▸ **SHORT TASK**: All records below must be retyped exactly.

»»

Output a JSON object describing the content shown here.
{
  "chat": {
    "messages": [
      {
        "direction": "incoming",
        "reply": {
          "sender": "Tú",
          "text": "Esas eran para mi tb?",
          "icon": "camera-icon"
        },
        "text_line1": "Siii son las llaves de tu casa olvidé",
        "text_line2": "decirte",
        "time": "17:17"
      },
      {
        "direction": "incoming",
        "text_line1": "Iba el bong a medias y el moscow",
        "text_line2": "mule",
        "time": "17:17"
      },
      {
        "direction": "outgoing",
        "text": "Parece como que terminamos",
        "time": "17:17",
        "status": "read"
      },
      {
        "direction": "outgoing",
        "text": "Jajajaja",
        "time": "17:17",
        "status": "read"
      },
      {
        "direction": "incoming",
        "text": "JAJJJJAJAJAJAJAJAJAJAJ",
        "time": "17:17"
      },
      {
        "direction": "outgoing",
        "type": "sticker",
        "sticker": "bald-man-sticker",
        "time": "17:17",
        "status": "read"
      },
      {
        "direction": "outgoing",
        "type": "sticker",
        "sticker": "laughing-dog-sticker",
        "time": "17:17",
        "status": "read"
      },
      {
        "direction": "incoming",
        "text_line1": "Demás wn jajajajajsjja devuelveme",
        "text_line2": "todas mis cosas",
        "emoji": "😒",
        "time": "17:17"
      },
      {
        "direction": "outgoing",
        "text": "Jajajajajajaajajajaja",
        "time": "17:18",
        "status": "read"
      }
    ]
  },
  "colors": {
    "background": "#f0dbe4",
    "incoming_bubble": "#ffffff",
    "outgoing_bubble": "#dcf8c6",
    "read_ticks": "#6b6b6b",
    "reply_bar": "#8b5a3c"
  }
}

««

▸ **TASK RESULT**:
Output a JSON object describing the content shown here.
{
  "chat": {
    "messages": [
      {
        "direction": "incoming",
        "reply": {
          "sender": "Tú",
          "text": "Esas eran para mi tb?",
          "icon": "camera-icon"
        },
        "text_line1": "Siii son las llaves de tu casa olvidé",
        "text_line2": "decirte",
        "time": "17:17"
      },
      {
        "direction": "incoming",
        "text_line1": "Iba el bong a medias y el moscow",
        "text_line2": "mule",
        "time": "17:17"
      },
      {
        "direction": "outgoing",
        "text": "Parece como que terminamos",
        "time": "17:17",
        "status": "read"
      },
      {
        "direction": "outgoing",
        "text": "Jajajaja",
        "time": "17:17",
        "status": "read"
      },
      {
        "direction": "incoming",
        "text": "JAJJJJAJAJAJAJAJAJAJAJ",
        "time": "17:17"
      },
      {
        "direction": "outgoing",
        "type": "sticker",
        "sticker": "bald-man-sticker",
        "time": "17:17",
        "status": "read"
      },
      {
        "direction": "outgoing",
        "type": "sticker",
        "sticker": "laughing-dog-sticker",
        "time": "17:17",
        "status": "read"
      },
      {
        "direction": "incoming",
        "text_line1": "Demás wn jajajajajsjja devuelveme",
        "text_line2": "todas mis cosas",
        "emoji": "😒",
        "time": "17:17"
      },
      {
        "direction": "outgoing",
        "text": "Jajajajajajaajajajaja",
        "time": "17:18",
        "status": "read"
      }
    ]
  },
  "colors": {
    "background": "#f0dbe4",
    "incoming_bubble": "#ffffff",
    "outgoing_bubble": "#dcf8c6",
    "read_ticks": "#6b6b6b",
    "reply_bar": "#8b5a3c"
  }
}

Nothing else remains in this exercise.